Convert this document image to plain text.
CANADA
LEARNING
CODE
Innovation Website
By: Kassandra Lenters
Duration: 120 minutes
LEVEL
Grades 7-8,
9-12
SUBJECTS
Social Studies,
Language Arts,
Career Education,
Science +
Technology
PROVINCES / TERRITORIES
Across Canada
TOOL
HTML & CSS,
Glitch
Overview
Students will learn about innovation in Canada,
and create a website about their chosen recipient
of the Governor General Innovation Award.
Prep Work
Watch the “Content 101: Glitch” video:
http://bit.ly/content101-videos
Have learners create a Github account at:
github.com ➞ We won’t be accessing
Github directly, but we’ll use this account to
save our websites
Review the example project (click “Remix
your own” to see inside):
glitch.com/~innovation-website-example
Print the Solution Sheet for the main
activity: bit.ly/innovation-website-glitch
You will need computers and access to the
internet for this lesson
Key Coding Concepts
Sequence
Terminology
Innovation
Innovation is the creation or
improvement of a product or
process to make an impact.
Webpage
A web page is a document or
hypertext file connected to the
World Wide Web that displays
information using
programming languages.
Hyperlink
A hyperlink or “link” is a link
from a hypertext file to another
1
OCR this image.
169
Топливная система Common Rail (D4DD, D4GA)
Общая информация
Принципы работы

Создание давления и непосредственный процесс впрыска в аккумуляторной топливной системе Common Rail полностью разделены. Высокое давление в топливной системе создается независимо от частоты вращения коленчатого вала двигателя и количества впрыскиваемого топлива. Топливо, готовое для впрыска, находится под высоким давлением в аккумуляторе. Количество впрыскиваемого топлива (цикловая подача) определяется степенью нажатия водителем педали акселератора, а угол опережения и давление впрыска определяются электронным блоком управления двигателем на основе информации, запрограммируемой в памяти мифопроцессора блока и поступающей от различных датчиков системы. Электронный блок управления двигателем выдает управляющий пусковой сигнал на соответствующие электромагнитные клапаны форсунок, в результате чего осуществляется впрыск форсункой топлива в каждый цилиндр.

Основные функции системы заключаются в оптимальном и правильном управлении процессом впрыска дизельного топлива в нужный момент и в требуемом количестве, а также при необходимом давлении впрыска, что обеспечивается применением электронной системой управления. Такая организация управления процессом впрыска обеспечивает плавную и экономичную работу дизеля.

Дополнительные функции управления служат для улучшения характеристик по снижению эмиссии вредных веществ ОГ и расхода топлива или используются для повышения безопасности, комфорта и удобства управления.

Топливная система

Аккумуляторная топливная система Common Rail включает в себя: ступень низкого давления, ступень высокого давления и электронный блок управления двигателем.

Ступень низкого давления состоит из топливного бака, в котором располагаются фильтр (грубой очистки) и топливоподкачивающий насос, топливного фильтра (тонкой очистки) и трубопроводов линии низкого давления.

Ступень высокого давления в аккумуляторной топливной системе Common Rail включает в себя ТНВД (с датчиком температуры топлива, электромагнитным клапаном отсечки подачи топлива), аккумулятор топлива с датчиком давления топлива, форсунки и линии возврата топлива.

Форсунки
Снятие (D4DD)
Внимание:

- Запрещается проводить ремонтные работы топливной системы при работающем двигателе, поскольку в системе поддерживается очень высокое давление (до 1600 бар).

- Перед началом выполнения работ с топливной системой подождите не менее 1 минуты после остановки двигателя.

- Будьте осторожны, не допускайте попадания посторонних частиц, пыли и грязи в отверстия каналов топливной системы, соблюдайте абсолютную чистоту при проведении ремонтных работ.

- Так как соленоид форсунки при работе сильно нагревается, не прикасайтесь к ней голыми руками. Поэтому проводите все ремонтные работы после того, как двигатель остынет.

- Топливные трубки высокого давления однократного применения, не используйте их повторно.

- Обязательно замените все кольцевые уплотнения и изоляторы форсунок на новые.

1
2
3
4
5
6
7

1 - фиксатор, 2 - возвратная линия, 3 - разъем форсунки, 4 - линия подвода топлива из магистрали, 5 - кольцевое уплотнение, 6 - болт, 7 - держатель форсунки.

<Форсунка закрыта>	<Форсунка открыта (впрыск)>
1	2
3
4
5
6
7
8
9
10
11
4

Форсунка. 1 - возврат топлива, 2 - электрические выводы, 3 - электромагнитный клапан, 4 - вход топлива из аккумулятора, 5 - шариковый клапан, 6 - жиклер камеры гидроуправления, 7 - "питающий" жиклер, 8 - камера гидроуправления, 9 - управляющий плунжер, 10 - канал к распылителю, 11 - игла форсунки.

━━━━━━━━

**WHAT THE TASK ASKS:**
Transcribe each entry exactly.

**EXPECTED ANSWER:**
Convert this document image to plain text.
CANADA
LEARNING
CODE
Innovation Website
By: Kassandra Lenters
Duration: 120 minutes
LEVEL
Grades 7-8,
9-12
SUBJECTS
Social Studies,
Language Arts,
Career Education,
Science +
Technology
PROVINCES / TERRITORIES
Across Canada
TOOL
HTML & CSS,
Glitch
Overview
Students will learn about innovation in Canada,
and create a website about their chosen recipient
of the Governor General Innovation Award.
Prep Work
Watch the “Content 101: Glitch” video:
http://bit.ly/content101-videos
Have learners create a Github account at:
github.com ➞ We won’t be accessing
Github directly, but we’ll use this account to
save our websites
Review the example project (click “Remix
your own” to see inside):
glitch.com/~innovation-website-example
Print the Solution Sheet for the main
activity: bit.ly/innovation-website-glitch
You will need computers and access to the
internet for this lesson
Key Coding Concepts
Sequence
Terminology
Innovation
Innovation is the creation or
improvement of a product or
process to make an impact.
Webpage
A web page is a document or
hypertext file connected to the
World Wide Web that displays
information using
programming languages.
Hyperlink
A hyperlink or “link” is a link
from a hypertext file to another
1
OCR this image.
169
Топливная система Common Rail (D4DD, D4GA)
Общая информация
Принципы работы

Создание давления и непосредственный процесс впрыска в аккумуляторной топливной системе Common Rail полностью разделены. Высокое давление в топливной системе создается независимо от частоты вращения коленчатого вала двигателя и количества впрыскиваемого топлива. Топливо, готовое для впрыска, находится под высоким давлением в аккумуляторе. Количество впрыскиваемого топлива (цикловая подача) определяется степенью нажатия водителем педали акселератора, а угол опережения и давление впрыска определяются электронным блоком управления двигателем на основе информации, запрограммируемой в памяти мифопроцессора блока и поступающей от различных датчиков системы. Электронный блок управления двигателем выдает управляющий пусковой сигнал на соответствующие электромагнитные клапаны форсунок, в результате чего осуществляется впрыск форсункой топлива в каждый цилиндр.

Основные функции системы заключаются в оптимальном и правильном управлении процессом впрыска дизельного топлива в нужный момент и в требуемом количестве, а также при необходимом давлении впрыска, что обеспечивается применением электронной системой управления. Такая организация управления процессом впрыска обеспечивает плавную и экономичную работу дизеля.

Дополнительные функции управления служат для улучшения характеристик по снижению эмиссии вредных веществ ОГ и расхода топлива или используются для повышения безопасности, комфорта и удобства управления.

Топливная система

Аккумуляторная топливная система Common Rail включает в себя: ступень низкого давления, ступень высокого давления и электронный блок управления двигателем.

Ступень низкого давления состоит из топливного бака, в котором располагаются фильтр (грубой очистки) и топливоподкачивающий насос, топливного фильтра (тонкой очистки) и трубопроводов линии низкого давления.

Ступень высокого давления в аккумуляторной топливной системе Common Rail включает в себя ТНВД (с датчиком температуры топлива, электромагнитным клапаном отсечки подачи топлива), аккумулятор топлива с датчиком давления топлива, форсунки и линии возврата топлива.

Форсунки
Снятие (D4DD)
Внимание:

- Запрещается проводить ремонтные работы топливной системы при работающем двигателе, поскольку в системе поддерживается очень высокое давление (до 1600 бар).

- Перед началом выполнения работ с топливной системой подождите не менее 1 минуты после остановки двигателя.

- Будьте осторожны, не допускайте попадания посторонних частиц, пыли и грязи в отверстия каналов топливной системы, соблюдайте абсолютную чистоту при проведении ремонтных работ.

- Так как соленоид форсунки при работе сильно нагревается, не прикасайтесь к ней голыми руками. Поэтому проводите все ремонтные работы после того, как двигатель остынет.

- Топливные трубки высокого давления однократного применения, не используйте их повторно.

- Обязательно замените все кольцевые уплотнения и изоляторы форсунок на новые.

1
2
3
4
5
6
7

1 - фиксатор, 2 - возвратная линия, 3 - разъем форсунки, 4 - линия подвода топлива из магистрали, 5 - кольцевое уплотнение, 6 - болт, 7 - держатель форсунки.

<Форсунка закрыта>	<Форсунка открыта (впрыск)>
1	2
3
4
5
6
7
8
9
10
11
4

Форсунка. 1 - возврат топлива, 2 - электрические выводы, 3 - электромагнитный клапан, 4 - вход топлива из аккумулятора, 5 - шариковый клапан, 6 - жиклер камеры гидроуправления, 7 - "питающий" жиклер, 8 - камера гидроуправления, 9 - управляющий плунжер, 10 - канал к распылителю, 11 - игла форсунки.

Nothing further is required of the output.